BEGIN Raw records

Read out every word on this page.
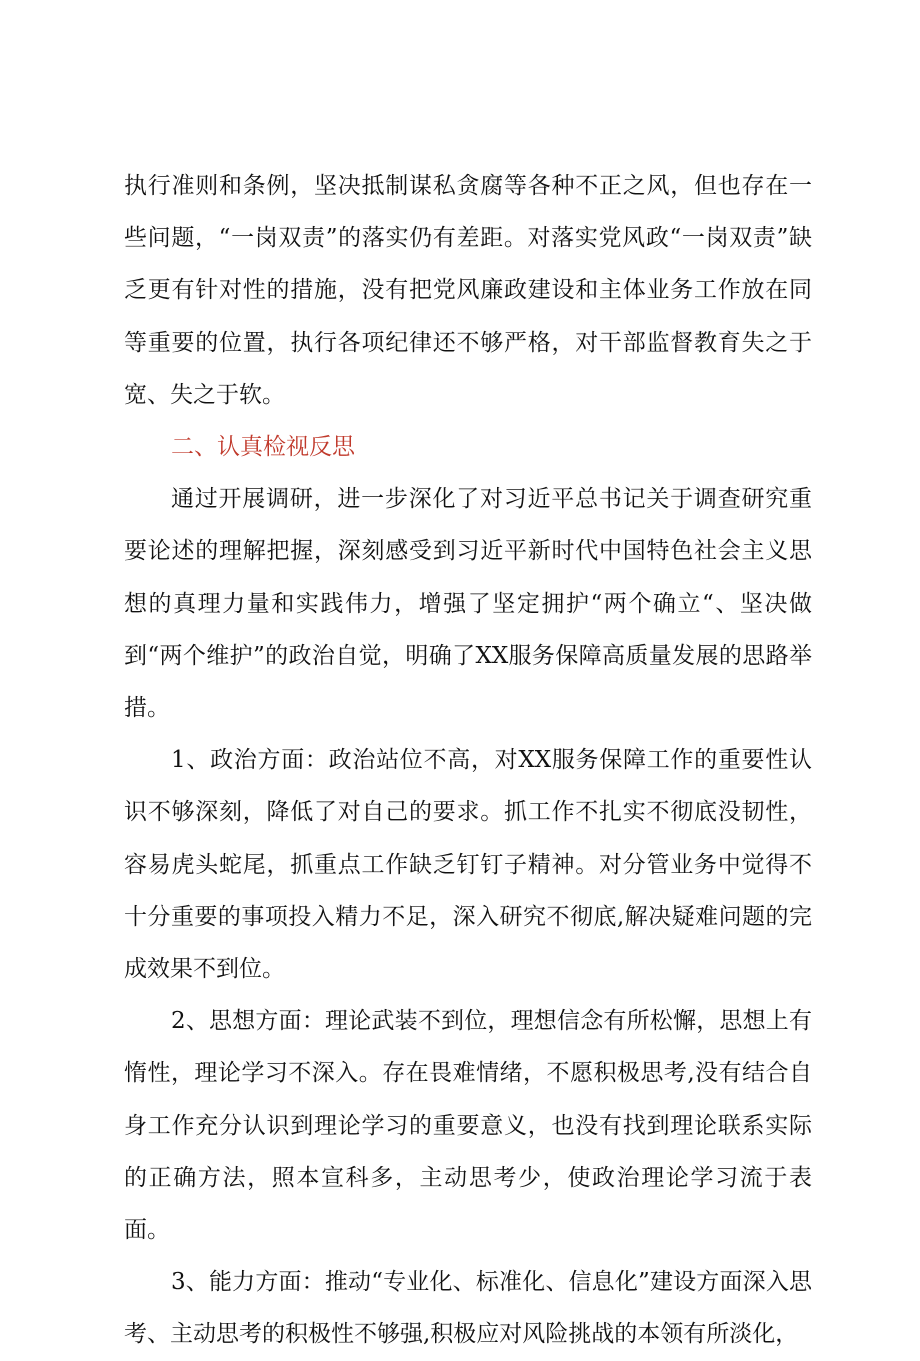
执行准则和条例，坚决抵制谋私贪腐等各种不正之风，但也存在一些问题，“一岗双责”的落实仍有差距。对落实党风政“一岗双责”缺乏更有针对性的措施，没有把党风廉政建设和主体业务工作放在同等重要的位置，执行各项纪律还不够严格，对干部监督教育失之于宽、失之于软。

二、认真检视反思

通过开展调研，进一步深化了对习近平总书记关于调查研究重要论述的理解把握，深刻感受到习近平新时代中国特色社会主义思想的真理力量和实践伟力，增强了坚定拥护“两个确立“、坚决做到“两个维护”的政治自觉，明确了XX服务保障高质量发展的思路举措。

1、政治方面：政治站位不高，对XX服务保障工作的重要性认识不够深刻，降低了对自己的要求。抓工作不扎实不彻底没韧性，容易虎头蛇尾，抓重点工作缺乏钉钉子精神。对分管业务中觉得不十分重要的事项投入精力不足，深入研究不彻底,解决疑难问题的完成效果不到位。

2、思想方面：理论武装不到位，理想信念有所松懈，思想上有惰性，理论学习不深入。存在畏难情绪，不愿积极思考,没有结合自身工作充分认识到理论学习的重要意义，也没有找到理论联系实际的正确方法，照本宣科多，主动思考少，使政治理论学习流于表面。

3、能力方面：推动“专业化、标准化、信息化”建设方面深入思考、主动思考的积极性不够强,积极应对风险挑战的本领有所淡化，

END Raw records
BEGIN Raw records

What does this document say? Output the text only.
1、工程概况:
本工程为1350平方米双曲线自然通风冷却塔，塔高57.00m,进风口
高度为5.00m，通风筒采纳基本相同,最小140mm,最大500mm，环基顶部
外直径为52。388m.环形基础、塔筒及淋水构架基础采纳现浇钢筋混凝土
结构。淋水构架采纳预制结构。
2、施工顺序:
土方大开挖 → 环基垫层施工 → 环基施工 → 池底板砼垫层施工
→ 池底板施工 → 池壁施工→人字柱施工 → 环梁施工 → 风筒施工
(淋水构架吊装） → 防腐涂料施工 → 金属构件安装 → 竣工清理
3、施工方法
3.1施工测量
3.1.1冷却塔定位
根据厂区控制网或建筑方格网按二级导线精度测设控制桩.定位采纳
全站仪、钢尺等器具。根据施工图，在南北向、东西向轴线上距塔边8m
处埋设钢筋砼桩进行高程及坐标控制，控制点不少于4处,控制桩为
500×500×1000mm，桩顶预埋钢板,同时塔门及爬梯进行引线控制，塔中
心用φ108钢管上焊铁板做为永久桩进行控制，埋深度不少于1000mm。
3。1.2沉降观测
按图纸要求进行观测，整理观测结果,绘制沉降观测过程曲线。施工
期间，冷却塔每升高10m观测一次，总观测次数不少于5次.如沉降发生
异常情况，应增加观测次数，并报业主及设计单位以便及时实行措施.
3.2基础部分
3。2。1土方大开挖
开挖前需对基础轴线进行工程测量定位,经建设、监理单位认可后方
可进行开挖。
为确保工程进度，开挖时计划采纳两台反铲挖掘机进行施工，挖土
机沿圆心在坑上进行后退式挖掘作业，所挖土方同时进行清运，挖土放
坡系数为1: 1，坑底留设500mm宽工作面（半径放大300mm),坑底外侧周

END Raw records
BEGIN Raw records

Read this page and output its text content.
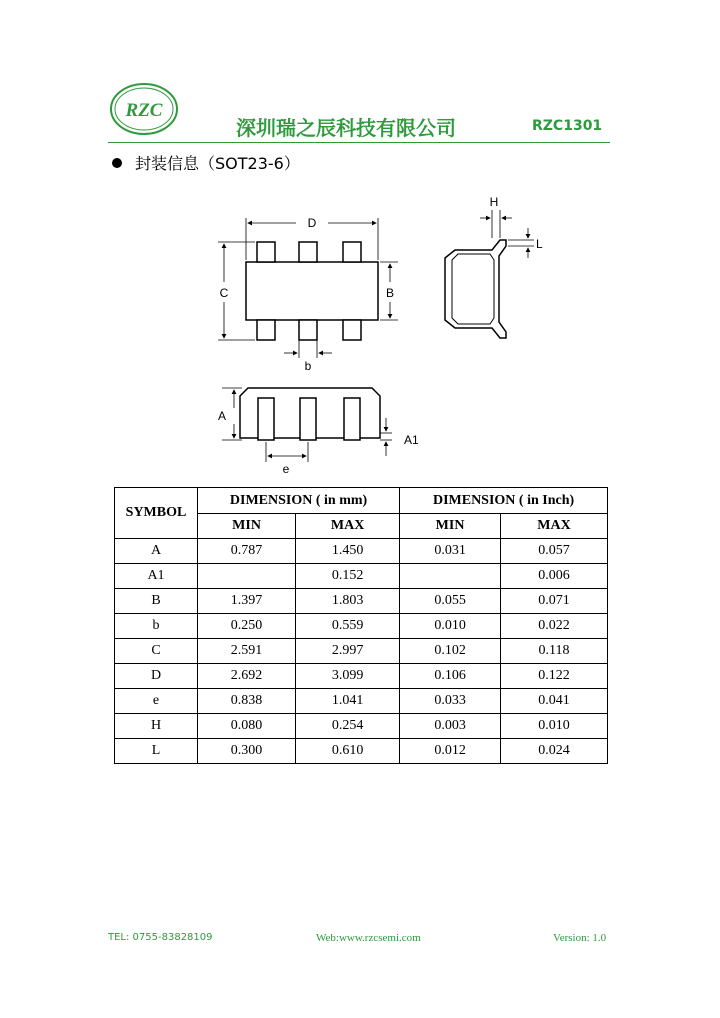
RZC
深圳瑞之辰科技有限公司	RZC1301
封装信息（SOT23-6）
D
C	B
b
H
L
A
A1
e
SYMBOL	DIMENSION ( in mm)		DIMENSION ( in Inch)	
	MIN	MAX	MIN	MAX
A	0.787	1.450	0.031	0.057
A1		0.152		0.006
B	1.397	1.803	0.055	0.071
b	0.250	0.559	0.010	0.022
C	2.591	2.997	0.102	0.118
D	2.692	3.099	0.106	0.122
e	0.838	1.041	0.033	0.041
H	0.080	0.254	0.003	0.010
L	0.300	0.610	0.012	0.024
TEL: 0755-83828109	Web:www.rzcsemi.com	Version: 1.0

END Raw records

### Given task
From the listing above, copy out each line where the word "Read" appears.

### Full response
Read out every word on this page.
Read this page and output its text content.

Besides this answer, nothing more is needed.